Job. Please quote the material exactly, every line of it.

Collected data entries:
%%

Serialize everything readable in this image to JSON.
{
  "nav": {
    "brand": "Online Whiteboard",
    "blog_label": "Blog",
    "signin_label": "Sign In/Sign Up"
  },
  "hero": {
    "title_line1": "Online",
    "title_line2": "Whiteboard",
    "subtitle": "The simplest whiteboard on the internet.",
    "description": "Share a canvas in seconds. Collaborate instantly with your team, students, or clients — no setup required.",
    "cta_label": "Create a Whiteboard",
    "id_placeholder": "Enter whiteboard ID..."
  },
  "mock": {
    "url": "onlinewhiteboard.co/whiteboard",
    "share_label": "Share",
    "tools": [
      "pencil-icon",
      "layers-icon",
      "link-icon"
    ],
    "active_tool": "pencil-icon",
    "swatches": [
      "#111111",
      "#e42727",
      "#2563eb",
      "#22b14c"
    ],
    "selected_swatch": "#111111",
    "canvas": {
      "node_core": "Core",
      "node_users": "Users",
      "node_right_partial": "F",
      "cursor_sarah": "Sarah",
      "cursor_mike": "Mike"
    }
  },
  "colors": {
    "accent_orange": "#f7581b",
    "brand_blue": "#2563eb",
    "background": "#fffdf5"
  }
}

%%

Written answer.
Serialize everything readable in this image to JSON.
{
  "nav": {
    "brand": "Online Whiteboard",
    "blog_label": "Blog",
    "signin_label": "Sign In/Sign Up"
  },
  "hero": {
    "title_line1": "Online",
    "title_line2": "Whiteboard",
    "subtitle": "The simplest whiteboard on the internet.",
    "description": "Share a canvas in seconds. Collaborate instantly with your team, students, or clients — no setup required.",
    "cta_label": "Create a Whiteboard",
    "id_placeholder": "Enter whiteboard ID..."
  },
  "mock": {
    "url": "onlinewhiteboard.co/whiteboard",
    "share_label": "Share",
    "tools": [
      "pencil-icon",
      "layers-icon",
      "link-icon"
    ],
    "active_tool": "pencil-icon",
    "swatches": [
      "#111111",
      "#e42727",
      "#2563eb",
      "#22b14c"
    ],
    "selected_swatch": "#111111",
    "canvas": {
      "node_core": "Core",
      "node_users": "Users",
      "node_right_partial": "F",
      "cursor_sarah": "Sarah",
      "cursor_mike": "Mike"
    }
  },
  "colors": {
    "accent_orange": "#f7581b",
    "brand_blue": "#2563eb",
    "background": "#fffdf5"
  }
}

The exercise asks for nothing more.